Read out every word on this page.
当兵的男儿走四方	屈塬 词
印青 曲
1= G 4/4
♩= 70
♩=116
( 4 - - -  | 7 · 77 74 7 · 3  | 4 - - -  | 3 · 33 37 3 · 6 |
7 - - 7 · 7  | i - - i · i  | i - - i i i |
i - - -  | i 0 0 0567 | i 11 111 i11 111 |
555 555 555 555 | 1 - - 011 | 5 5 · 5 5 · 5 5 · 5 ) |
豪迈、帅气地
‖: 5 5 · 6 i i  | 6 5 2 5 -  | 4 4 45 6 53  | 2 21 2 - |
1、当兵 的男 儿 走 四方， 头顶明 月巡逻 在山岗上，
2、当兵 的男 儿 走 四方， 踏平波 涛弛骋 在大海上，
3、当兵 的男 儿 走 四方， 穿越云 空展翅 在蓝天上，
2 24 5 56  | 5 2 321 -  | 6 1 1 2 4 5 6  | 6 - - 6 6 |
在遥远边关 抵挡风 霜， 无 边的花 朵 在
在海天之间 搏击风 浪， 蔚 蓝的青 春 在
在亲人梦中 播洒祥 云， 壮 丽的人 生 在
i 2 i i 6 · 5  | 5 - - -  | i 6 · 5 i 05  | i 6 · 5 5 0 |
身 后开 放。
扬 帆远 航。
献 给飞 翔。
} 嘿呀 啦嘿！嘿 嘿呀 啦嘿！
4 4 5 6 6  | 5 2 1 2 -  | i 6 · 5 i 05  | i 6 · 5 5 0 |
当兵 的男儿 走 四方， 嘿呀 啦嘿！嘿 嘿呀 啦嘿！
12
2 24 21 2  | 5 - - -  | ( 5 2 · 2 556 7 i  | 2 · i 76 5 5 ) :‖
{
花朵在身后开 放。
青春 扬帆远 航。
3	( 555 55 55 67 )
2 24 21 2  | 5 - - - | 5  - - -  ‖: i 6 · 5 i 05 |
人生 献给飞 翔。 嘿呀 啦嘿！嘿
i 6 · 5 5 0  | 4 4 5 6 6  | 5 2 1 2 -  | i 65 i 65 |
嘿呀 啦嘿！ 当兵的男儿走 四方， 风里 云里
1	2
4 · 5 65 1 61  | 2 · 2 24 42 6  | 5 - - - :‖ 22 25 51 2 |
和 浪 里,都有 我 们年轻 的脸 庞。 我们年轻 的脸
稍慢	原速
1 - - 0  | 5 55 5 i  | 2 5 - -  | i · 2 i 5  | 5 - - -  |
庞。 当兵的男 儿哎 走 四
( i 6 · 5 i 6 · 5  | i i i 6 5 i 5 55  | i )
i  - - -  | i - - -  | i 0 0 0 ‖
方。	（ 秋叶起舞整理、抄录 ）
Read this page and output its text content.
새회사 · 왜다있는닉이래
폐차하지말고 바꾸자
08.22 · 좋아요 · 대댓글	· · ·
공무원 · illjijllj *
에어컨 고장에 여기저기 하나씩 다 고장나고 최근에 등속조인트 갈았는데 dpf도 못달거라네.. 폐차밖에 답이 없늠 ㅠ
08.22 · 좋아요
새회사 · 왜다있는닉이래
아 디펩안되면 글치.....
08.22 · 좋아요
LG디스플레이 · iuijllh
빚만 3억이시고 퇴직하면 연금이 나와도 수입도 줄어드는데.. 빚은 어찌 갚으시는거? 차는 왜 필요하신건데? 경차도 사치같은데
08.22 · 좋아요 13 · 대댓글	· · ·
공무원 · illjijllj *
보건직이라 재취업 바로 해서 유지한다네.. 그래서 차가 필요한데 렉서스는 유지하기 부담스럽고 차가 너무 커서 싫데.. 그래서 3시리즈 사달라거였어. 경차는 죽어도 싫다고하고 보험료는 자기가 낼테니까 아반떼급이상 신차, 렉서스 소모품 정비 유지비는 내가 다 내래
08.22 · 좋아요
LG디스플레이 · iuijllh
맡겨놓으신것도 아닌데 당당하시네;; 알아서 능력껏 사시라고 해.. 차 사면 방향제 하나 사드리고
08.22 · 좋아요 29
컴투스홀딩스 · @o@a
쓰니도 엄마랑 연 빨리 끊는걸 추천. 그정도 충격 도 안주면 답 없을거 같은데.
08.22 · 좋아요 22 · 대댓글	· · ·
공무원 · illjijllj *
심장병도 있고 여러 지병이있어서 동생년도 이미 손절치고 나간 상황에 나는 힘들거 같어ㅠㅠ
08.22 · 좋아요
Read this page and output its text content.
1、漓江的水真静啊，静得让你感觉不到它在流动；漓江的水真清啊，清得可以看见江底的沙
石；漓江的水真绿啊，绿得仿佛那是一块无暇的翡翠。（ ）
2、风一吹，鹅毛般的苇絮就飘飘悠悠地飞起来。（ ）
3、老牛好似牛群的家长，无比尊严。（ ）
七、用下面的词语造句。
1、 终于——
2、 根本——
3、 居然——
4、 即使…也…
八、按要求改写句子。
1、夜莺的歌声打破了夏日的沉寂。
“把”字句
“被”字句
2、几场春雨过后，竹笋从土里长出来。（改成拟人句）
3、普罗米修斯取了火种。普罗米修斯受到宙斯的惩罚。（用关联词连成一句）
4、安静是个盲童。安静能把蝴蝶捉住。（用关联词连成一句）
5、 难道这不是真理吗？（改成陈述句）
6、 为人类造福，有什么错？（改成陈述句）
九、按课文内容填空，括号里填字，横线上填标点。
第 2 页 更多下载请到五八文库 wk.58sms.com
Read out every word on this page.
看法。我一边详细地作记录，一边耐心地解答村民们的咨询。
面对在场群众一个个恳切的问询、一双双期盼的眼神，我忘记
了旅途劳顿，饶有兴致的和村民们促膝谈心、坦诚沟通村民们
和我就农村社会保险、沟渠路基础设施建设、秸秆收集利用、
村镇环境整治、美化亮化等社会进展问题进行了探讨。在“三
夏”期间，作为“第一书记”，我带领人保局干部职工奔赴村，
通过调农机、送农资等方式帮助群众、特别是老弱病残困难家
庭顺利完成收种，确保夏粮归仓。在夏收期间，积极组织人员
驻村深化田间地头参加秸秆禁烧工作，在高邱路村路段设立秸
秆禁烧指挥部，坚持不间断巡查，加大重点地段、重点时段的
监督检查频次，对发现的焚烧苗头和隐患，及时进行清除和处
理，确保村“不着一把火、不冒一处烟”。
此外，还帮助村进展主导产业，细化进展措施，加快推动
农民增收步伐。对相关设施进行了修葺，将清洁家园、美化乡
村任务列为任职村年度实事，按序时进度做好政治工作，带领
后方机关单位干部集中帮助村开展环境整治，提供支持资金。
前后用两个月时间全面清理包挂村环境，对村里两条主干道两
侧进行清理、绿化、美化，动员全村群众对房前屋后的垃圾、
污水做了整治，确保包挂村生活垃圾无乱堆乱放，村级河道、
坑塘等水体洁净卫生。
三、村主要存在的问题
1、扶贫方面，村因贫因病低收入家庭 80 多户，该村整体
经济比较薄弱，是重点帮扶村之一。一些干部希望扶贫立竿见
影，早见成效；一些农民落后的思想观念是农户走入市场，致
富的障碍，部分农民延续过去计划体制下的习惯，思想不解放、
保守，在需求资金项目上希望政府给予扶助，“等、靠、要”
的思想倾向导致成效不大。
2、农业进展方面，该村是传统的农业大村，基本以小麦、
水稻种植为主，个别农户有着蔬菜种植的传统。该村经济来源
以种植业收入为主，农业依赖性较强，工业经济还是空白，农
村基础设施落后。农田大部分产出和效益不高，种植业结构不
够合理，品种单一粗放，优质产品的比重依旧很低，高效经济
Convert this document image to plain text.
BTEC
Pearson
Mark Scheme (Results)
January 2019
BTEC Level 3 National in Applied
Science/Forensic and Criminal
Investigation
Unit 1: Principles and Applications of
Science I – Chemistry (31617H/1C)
# # # # #
What the exercise asks = Go through the records above and retype each one exactly.

Response to this task =
Read out every word on this page.
当兵的男儿走四方	屈塬 词
印青 曲
1= G 4/4
♩= 70
♩=116
( 4 - - -  | 7 · 77 74 7 · 3  | 4 - - -  | 3 · 33 37 3 · 6 |
7 - - 7 · 7  | i - - i · i  | i - - i i i |
i - - -  | i 0 0 0567 | i 11 111 i11 111 |
555 555 555 555 | 1 - - 011 | 5 5 · 5 5 · 5 5 · 5 ) |
豪迈、帅气地
‖: 5 5 · 6 i i  | 6 5 2 5 -  | 4 4 45 6 53  | 2 21 2 - |
1、当兵 的男 儿 走 四方， 头顶明 月巡逻 在山岗上，
2、当兵 的男 儿 走 四方， 踏平波 涛弛骋 在大海上，
3、当兵 的男 儿 走 四方， 穿越云 空展翅 在蓝天上，
2 24 5 56  | 5 2 321 -  | 6 1 1 2 4 5 6  | 6 - - 6 6 |
在遥远边关 抵挡风 霜， 无 边的花 朵 在
在海天之间 搏击风 浪， 蔚 蓝的青 春 在
在亲人梦中 播洒祥 云， 壮 丽的人 生 在
i 2 i i 6 · 5  | 5 - - -  | i 6 · 5 i 05  | i 6 · 5 5 0 |
身 后开 放。
扬 帆远 航。
献 给飞 翔。
} 嘿呀 啦嘿！嘿 嘿呀 啦嘿！
4 4 5 6 6  | 5 2 1 2 -  | i 6 · 5 i 05  | i 6 · 5 5 0 |
当兵 的男儿 走 四方， 嘿呀 啦嘿！嘿 嘿呀 啦嘿！
12
2 24 21 2  | 5 - - -  | ( 5 2 · 2 556 7 i  | 2 · i 76 5 5 ) :‖
{
花朵在身后开 放。
青春 扬帆远 航。
3	( 555 55 55 67 )
2 24 21 2  | 5 - - - | 5  - - -  ‖: i 6 · 5 i 05 |
人生 献给飞 翔。 嘿呀 啦嘿！嘿
i 6 · 5 5 0  | 4 4 5 6 6  | 5 2 1 2 -  | i 65 i 65 |
嘿呀 啦嘿！ 当兵的男儿走 四方， 风里 云里
1	2
4 · 5 65 1 61  | 2 · 2 24 42 6  | 5 - - - :‖ 22 25 51 2 |
和 浪 里,都有 我 们年轻 的脸 庞。 我们年轻 的脸
稍慢	原速
1 - - 0  | 5 55 5 i  | 2 5 - -  | i · 2 i 5  | 5 - - -  |
庞。 当兵的男 儿哎 走 四
( i 6 · 5 i 6 · 5  | i i i 6 5 i 5 55  | i )
i  - - -  | i - - -  | i 0 0 0 ‖
方。	（ 秋叶起舞整理、抄录 ）
Read this page and output its text content.
새회사 · 왜다있는닉이래
폐차하지말고 바꾸자
08.22 · 좋아요 · 대댓글	· · ·
공무원 · illjijllj *
에어컨 고장에 여기저기 하나씩 다 고장나고 최근에 등속조인트 갈았는데 dpf도 못달거라네.. 폐차밖에 답이 없늠 ㅠ
08.22 · 좋아요
새회사 · 왜다있는닉이래
아 디펩안되면 글치.....
08.22 · 좋아요
LG디스플레이 · iuijllh
빚만 3억이시고 퇴직하면 연금이 나와도 수입도 줄어드는데.. 빚은 어찌 갚으시는거? 차는 왜 필요하신건데? 경차도 사치같은데
08.22 · 좋아요 13 · 대댓글	· · ·
공무원 · illjijllj *
보건직이라 재취업 바로 해서 유지한다네.. 그래서 차가 필요한데 렉서스는 유지하기 부담스럽고 차가 너무 커서 싫데.. 그래서 3시리즈 사달라거였어. 경차는 죽어도 싫다고하고 보험료는 자기가 낼테니까 아반떼급이상 신차, 렉서스 소모품 정비 유지비는 내가 다 내래
08.22 · 좋아요
LG디스플레이 · iuijllh
맡겨놓으신것도 아닌데 당당하시네;; 알아서 능력껏 사시라고 해.. 차 사면 방향제 하나 사드리고
08.22 · 좋아요 29
컴투스홀딩스 · @o@a
쓰니도 엄마랑 연 빨리 끊는걸 추천. 그정도 충격 도 안주면 답 없을거 같은데.
08.22 · 좋아요 22 · 대댓글	· · ·
공무원 · illjijllj *
심장병도 있고 여러 지병이있어서 동생년도 이미 손절치고 나간 상황에 나는 힘들거 같어ㅠㅠ
08.22 · 좋아요
Read this page and output its text content.
1、漓江的水真静啊，静得让你感觉不到它在流动；漓江的水真清啊，清得可以看见江底的沙
石；漓江的水真绿啊，绿得仿佛那是一块无暇的翡翠。（ ）
2、风一吹，鹅毛般的苇絮就飘飘悠悠地飞起来。（ ）
3、老牛好似牛群的家长，无比尊严。（ ）
七、用下面的词语造句。
1、 终于——
2、 根本——
3、 居然——
4、 即使…也…
八、按要求改写句子。
1、夜莺的歌声打破了夏日的沉寂。
“把”字句
“被”字句
2、几场春雨过后，竹笋从土里长出来。（改成拟人句）
3、普罗米修斯取了火种。普罗米修斯受到宙斯的惩罚。（用关联词连成一句）
4、安静是个盲童。安静能把蝴蝶捉住。（用关联词连成一句）
5、 难道这不是真理吗？（改成陈述句）
6、 为人类造福，有什么错？（改成陈述句）
九、按课文内容填空，括号里填字，横线上填标点。
第 2 页 更多下载请到五八文库 wk.58sms.com
Read out every word on this page.
看法。我一边详细地作记录，一边耐心地解答村民们的咨询。
面对在场群众一个个恳切的问询、一双双期盼的眼神，我忘记
了旅途劳顿，饶有兴致的和村民们促膝谈心、坦诚沟通村民们
和我就农村社会保险、沟渠路基础设施建设、秸秆收集利用、
村镇环境整治、美化亮化等社会进展问题进行了探讨。在“三
夏”期间，作为“第一书记”，我带领人保局干部职工奔赴村，
通过调农机、送农资等方式帮助群众、特别是老弱病残困难家
庭顺利完成收种，确保夏粮归仓。在夏收期间，积极组织人员
驻村深化田间地头参加秸秆禁烧工作，在高邱路村路段设立秸
秆禁烧指挥部，坚持不间断巡查，加大重点地段、重点时段的
监督检查频次，对发现的焚烧苗头和隐患，及时进行清除和处
理，确保村“不着一把火、不冒一处烟”。
此外，还帮助村进展主导产业，细化进展措施，加快推动
农民增收步伐。对相关设施进行了修葺，将清洁家园、美化乡
村任务列为任职村年度实事，按序时进度做好政治工作，带领
后方机关单位干部集中帮助村开展环境整治，提供支持资金。
前后用两个月时间全面清理包挂村环境，对村里两条主干道两
侧进行清理、绿化、美化，动员全村群众对房前屋后的垃圾、
污水做了整治，确保包挂村生活垃圾无乱堆乱放，村级河道、
坑塘等水体洁净卫生。
三、村主要存在的问题
1、扶贫方面，村因贫因病低收入家庭 80 多户，该村整体
经济比较薄弱，是重点帮扶村之一。一些干部希望扶贫立竿见
影，早见成效；一些农民落后的思想观念是农户走入市场，致
富的障碍，部分农民延续过去计划体制下的习惯，思想不解放、
保守，在需求资金项目上希望政府给予扶助，“等、靠、要”
的思想倾向导致成效不大。
2、农业进展方面，该村是传统的农业大村，基本以小麦、
水稻种植为主，个别农户有着蔬菜种植的传统。该村经济来源
以种植业收入为主，农业依赖性较强，工业经济还是空白，农
村基础设施落后。农田大部分产出和效益不高，种植业结构不
够合理，品种单一粗放，优质产品的比重依旧很低，高效经济
Convert this document image to plain text.
BTEC
Pearson
Mark Scheme (Results)
January 2019
BTEC Level 3 National in Applied
Science/Forensic and Criminal
Investigation
Unit 1: Principles and Applications of
Science I – Chemistry (31617H/1C)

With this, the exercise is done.